Listed records.
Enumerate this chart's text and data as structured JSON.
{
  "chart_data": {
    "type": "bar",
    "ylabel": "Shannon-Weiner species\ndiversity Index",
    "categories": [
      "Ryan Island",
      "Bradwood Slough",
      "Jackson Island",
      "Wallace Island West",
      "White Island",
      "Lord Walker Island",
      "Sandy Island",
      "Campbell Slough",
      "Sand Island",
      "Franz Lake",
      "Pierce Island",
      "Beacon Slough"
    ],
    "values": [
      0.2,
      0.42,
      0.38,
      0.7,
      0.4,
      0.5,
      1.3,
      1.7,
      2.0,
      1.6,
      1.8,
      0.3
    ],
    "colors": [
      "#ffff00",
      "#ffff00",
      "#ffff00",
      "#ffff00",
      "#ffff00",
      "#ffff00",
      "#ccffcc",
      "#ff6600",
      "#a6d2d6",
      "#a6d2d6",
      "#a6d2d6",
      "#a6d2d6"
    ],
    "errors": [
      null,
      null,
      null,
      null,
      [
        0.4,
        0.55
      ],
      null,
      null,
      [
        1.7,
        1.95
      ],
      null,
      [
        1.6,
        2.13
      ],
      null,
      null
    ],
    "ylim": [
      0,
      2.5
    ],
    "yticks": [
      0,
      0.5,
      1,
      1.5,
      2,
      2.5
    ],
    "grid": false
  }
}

Stated task. Repeat the data in its entirety, character for character.

Response to the exercise.
Enumerate this chart's text and data as structured JSON.
{
  "chart_data": {
    "type": "bar",
    "ylabel": "Shannon-Weiner species\ndiversity Index",
    "categories": [
      "Ryan Island",
      "Bradwood Slough",
      "Jackson Island",
      "Wallace Island West",
      "White Island",
      "Lord Walker Island",
      "Sandy Island",
      "Campbell Slough",
      "Sand Island",
      "Franz Lake",
      "Pierce Island",
      "Beacon Slough"
    ],
    "values": [
      0.2,
      0.42,
      0.38,
      0.7,
      0.4,
      0.5,
      1.3,
      1.7,
      2.0,
      1.6,
      1.8,
      0.3
    ],
    "colors": [
      "#ffff00",
      "#ffff00",
      "#ffff00",
      "#ffff00",
      "#ffff00",
      "#ffff00",
      "#ccffcc",
      "#ff6600",
      "#a6d2d6",
      "#a6d2d6",
      "#a6d2d6",
      "#a6d2d6"
    ],
    "errors": [
      null,
      null,
      null,
      null,
      [
        0.4,
        0.55
      ],
      null,
      null,
      [
        1.7,
        1.95
      ],
      null,
      [
        1.6,
        2.13
      ],
      null,
      null
    ],
    "ylim": [
      0,
      2.5
    ],
    "yticks": [
      0,
      0.5,
      1,
      1.5,
      2,
      2.5
    ],
    "grid": false
  }
}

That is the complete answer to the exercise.